MATERIAL PROVIDED ->
-- Begin --

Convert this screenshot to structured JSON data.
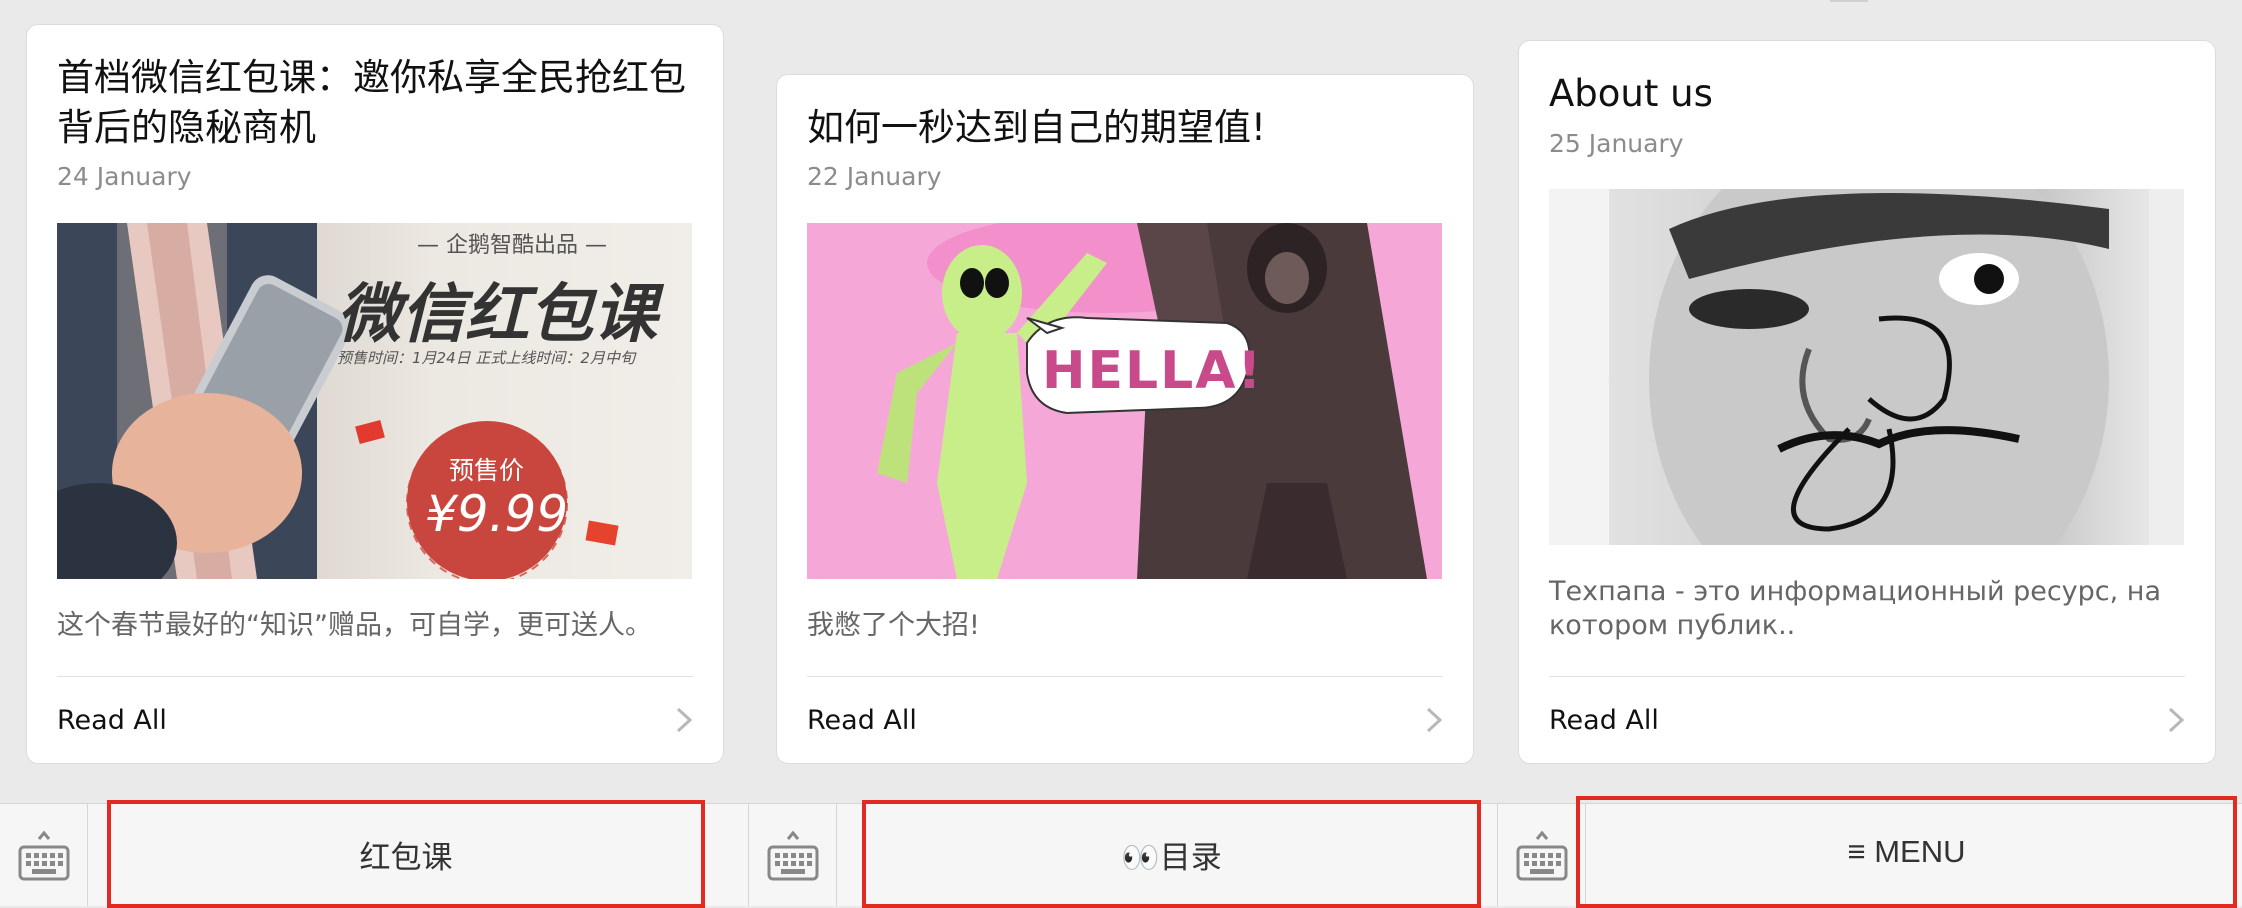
{
  "cards": [
    {
      "title": "首档微信红包课：邀你私享全民抢红包背后的隐秘商机",
      "date": "24 January",
      "image": {
        "brand": "— 企鹅智酷出品 —",
        "headline": "微信红包课",
        "schedule": "预售时间：1月24日  正式上线时间：2月中旬",
        "price_label": "预售价",
        "price": "¥9.99"
      },
      "description": "这个春节最好的“知识”赠品，可自学，更可送人。",
      "read_all": "Read All"
    },
    {
      "title": "如何一秒达到自己的期望值!",
      "date": "22 January",
      "image": {
        "speech": "HELLA!"
      },
      "description": "我憋了个大招!",
      "read_all": "Read All"
    },
    {
      "title": "About us",
      "date": "25 January",
      "image": {},
      "description": "Техпапа - это информационный ресурс, на котором публик..",
      "read_all": "Read All"
    }
  ],
  "bottom_menu": [
    {
      "icon": "keyboard-icon",
      "label": "红包课"
    },
    {
      "icon": "keyboard-icon",
      "label": "👀目录"
    },
    {
      "icon": "keyboard-icon",
      "label": "≡ MENU"
    }
  ],
  "colors": {
    "highlight_border": "#e32a22",
    "background": "#eaeaea",
    "card": "#ffffff",
    "muted_text": "#8c8c8c"
  }
}
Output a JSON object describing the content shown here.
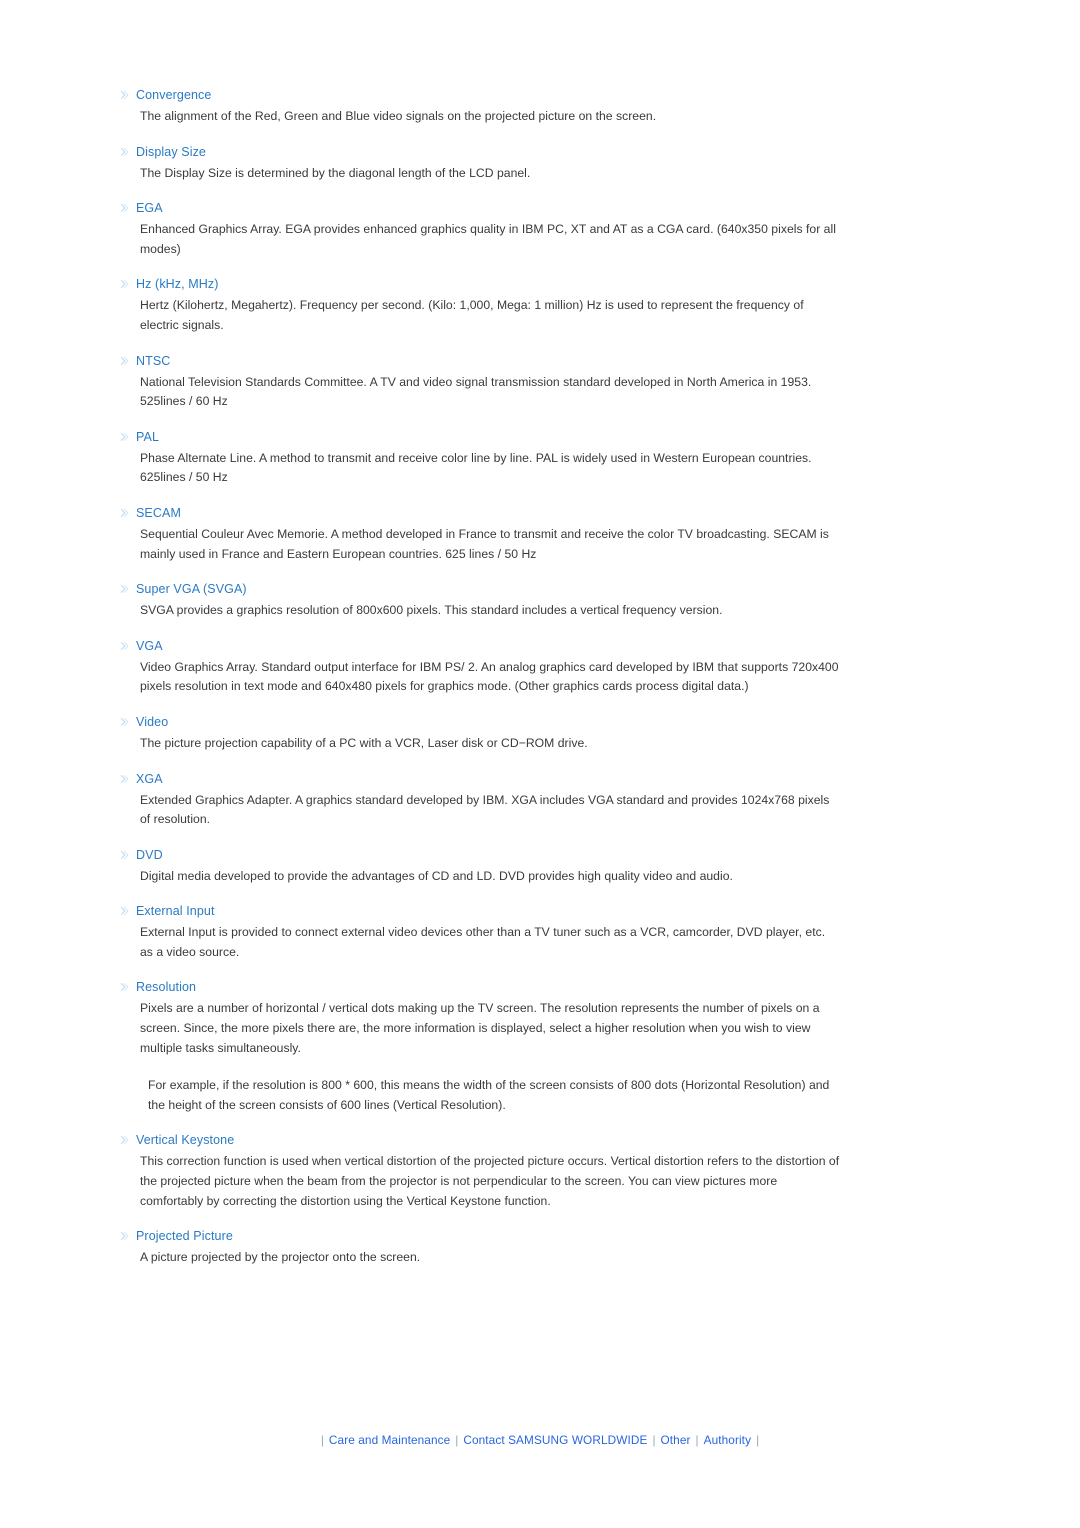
{
  "colors": {
    "heading": "#2a7ac4",
    "body": "#3a3a3a",
    "footer_link": "#2a64e0",
    "bullet": "#aed4ec",
    "background": "#ffffff"
  },
  "glossary": {
    "bullet_icon": "double-chevron-icon",
    "entries": [
      {
        "term": "Convergence",
        "definition": "The alignment of the Red, Green and Blue video signals on the projected picture on the screen."
      },
      {
        "term": "Display Size",
        "definition": "The Display Size is determined by the diagonal length of the LCD panel."
      },
      {
        "term": "EGA",
        "definition": "Enhanced Graphics Array. EGA provides enhanced graphics quality in IBM PC, XT and AT as a CGA card. (640x350 pixels for all modes)"
      },
      {
        "term": "Hz (kHz, MHz)",
        "definition": "Hertz (Kilohertz, Megahertz). Frequency per second. (Kilo: 1,000, Mega: 1 million) Hz is used to represent the frequency of electric signals."
      },
      {
        "term": "NTSC",
        "definition": "National Television Standards Committee. A TV and video signal transmission standard developed in North America in 1953. 525lines / 60 Hz"
      },
      {
        "term": "PAL",
        "definition": "Phase Alternate Line. A method to transmit and receive color line by line. PAL is widely used in Western European countries. 625lines / 50 Hz"
      },
      {
        "term": "SECAM",
        "definition": "Sequential Couleur Avec Memorie. A method developed in France to transmit and receive the color TV broadcasting. SECAM is mainly used in France and Eastern European countries. 625 lines / 50 Hz"
      },
      {
        "term": "Super VGA (SVGA)",
        "definition": "SVGA provides a graphics resolution of 800x600 pixels. This standard includes a vertical frequency version."
      },
      {
        "term": "VGA",
        "definition": "Video Graphics Array. Standard output interface for IBM PS/ 2. An analog graphics card developed by IBM that supports 720x400 pixels resolution in text mode and 640x480 pixels for graphics mode. (Other graphics cards process digital data.)"
      },
      {
        "term": "Video",
        "definition": "The picture projection capability of a PC with a VCR, Laser disk or CD−ROM drive."
      },
      {
        "term": "XGA",
        "definition": "Extended Graphics Adapter. A graphics standard developed by IBM. XGA includes VGA standard and provides 1024x768 pixels of resolution."
      },
      {
        "term": "DVD",
        "definition": "Digital media developed to provide the advantages of CD and LD. DVD provides high quality video and audio."
      },
      {
        "term": "External Input",
        "definition": "External Input is provided to connect external video devices other than a TV tuner such as a VCR, camcorder, DVD player, etc. as a video source."
      },
      {
        "term": "Resolution",
        "definition": "Pixels are a number of horizontal / vertical dots making up the TV screen. The resolution represents the number of pixels on a screen. Since, the more pixels there are, the more information is displayed, select a higher resolution when you wish to view multiple tasks simultaneously.",
        "note": "For example, if the resolution is 800 * 600, this means the width of the screen consists of 800 dots (Horizontal Resolution) and the height of the screen consists of 600 lines (Vertical Resolution)."
      },
      {
        "term": "Vertical Keystone",
        "definition": "This correction function is used when vertical distortion of the projected picture occurs. Vertical distortion refers to the distortion of the projected picture when the beam from the projector is not perpendicular to the screen. You can view pictures more comfortably by correcting the distortion using the Vertical Keystone function."
      },
      {
        "term": "Projected Picture",
        "definition": "A picture projected by the projector onto the screen."
      }
    ]
  },
  "footer": {
    "separator": "|",
    "links": [
      "Care and Maintenance",
      "Contact SAMSUNG WORLDWIDE",
      "Other",
      "Authority"
    ]
  }
}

-- End --

PROBLEM STATEMENT -> Return the whole listing, word for word, and leave out every picture.

RESULT ->
Convert this screenshot to structured JSON data.
{
  "cards": [
    {
      "title": "首档微信红包课：邀你私享全民抢红包背后的隐秘商机",
      "date": "24 January",
      "image": {
        "brand": "— 企鹅智酷出品 —",
        "headline": "微信红包课",
        "schedule": "预售时间：1月24日  正式上线时间：2月中旬",
        "price_label": "预售价",
        "price": "¥9.99"
      },
      "description": "这个春节最好的“知识”赠品，可自学，更可送人。",
      "read_all": "Read All"
    },
    {
      "title": "如何一秒达到自己的期望值!",
      "date": "22 January",
      "image": {
        "speech": "HELLA!"
      },
      "description": "我憋了个大招!",
      "read_all": "Read All"
    },
    {
      "title": "About us",
      "date": "25 January",
      "image": {},
      "description": "Техпапа - это информационный ресурс, на котором публик..",
      "read_all": "Read All"
    }
  ],
  "bottom_menu": [
    {
      "icon": "keyboard-icon",
      "label": "红包课"
    },
    {
      "icon": "keyboard-icon",
      "label": "👀目录"
    },
    {
      "icon": "keyboard-icon",
      "label": "≡ MENU"
    }
  ],
  "colors": {
    "highlight_border": "#e32a22",
    "background": "#eaeaea",
    "card": "#ffffff",
    "muted_text": "#8c8c8c"
  }
}
Output a JSON object describing the content shown here.
{
  "colors": {
    "heading": "#2a7ac4",
    "body": "#3a3a3a",
    "footer_link": "#2a64e0",
    "bullet": "#aed4ec",
    "background": "#ffffff"
  },
  "glossary": {
    "bullet_icon": "double-chevron-icon",
    "entries": [
      {
        "term": "Convergence",
        "definition": "The alignment of the Red, Green and Blue video signals on the projected picture on the screen."
      },
      {
        "term": "Display Size",
        "definition": "The Display Size is determined by the diagonal length of the LCD panel."
      },
      {
        "term": "EGA",
        "definition": "Enhanced Graphics Array. EGA provides enhanced graphics quality in IBM PC, XT and AT as a CGA card. (640x350 pixels for all modes)"
      },
      {
        "term": "Hz (kHz, MHz)",
        "definition": "Hertz (Kilohertz, Megahertz). Frequency per second. (Kilo: 1,000, Mega: 1 million) Hz is used to represent the frequency of electric signals."
      },
      {
        "term": "NTSC",
        "definition": "National Television Standards Committee. A TV and video signal transmission standard developed in North America in 1953. 525lines / 60 Hz"
      },
      {
        "term": "PAL",
        "definition": "Phase Alternate Line. A method to transmit and receive color line by line. PAL is widely used in Western European countries. 625lines / 50 Hz"
      },
      {
        "term": "SECAM",
        "definition": "Sequential Couleur Avec Memorie. A method developed in France to transmit and receive the color TV broadcasting. SECAM is mainly used in France and Eastern European countries. 625 lines / 50 Hz"
      },
      {
        "term": "Super VGA (SVGA)",
        "definition": "SVGA provides a graphics resolution of 800x600 pixels. This standard includes a vertical frequency version."
      },
      {
        "term": "VGA",
        "definition": "Video Graphics Array. Standard output interface for IBM PS/ 2. An analog graphics card developed by IBM that supports 720x400 pixels resolution in text mode and 640x480 pixels for graphics mode. (Other graphics cards process digital data.)"
      },
      {
        "term": "Video",
        "definition": "The picture projection capability of a PC with a VCR, Laser disk or CD−ROM drive."
      },
      {
        "term": "XGA",
        "definition": "Extended Graphics Adapter. A graphics standard developed by IBM. XGA includes VGA standard and provides 1024x768 pixels of resolution."
      },
      {
        "term": "DVD",
        "definition": "Digital media developed to provide the advantages of CD and LD. DVD provides high quality video and audio."
      },
      {
        "term": "External Input",
        "definition": "External Input is provided to connect external video devices other than a TV tuner such as a VCR, camcorder, DVD player, etc. as a video source."
      },
      {
        "term": "Resolution",
        "definition": "Pixels are a number of horizontal / vertical dots making up the TV screen. The resolution represents the number of pixels on a screen. Since, the more pixels there are, the more information is displayed, select a higher resolution when you wish to view multiple tasks simultaneously.",
        "note": "For example, if the resolution is 800 * 600, this means the width of the screen consists of 800 dots (Horizontal Resolution) and the height of the screen consists of 600 lines (Vertical Resolution)."
      },
      {
        "term": "Vertical Keystone",
        "definition": "This correction function is used when vertical distortion of the projected picture occurs. Vertical distortion refers to the distortion of the projected picture when the beam from the projector is not perpendicular to the screen. You can view pictures more comfortably by correcting the distortion using the Vertical Keystone function."
      },
      {
        "term": "Projected Picture",
        "definition": "A picture projected by the projector onto the screen."
      }
    ]
  },
  "footer": {
    "separator": "|",
    "links": [
      "Care and Maintenance",
      "Contact SAMSUNG WORLDWIDE",
      "Other",
      "Authority"
    ]
  }
}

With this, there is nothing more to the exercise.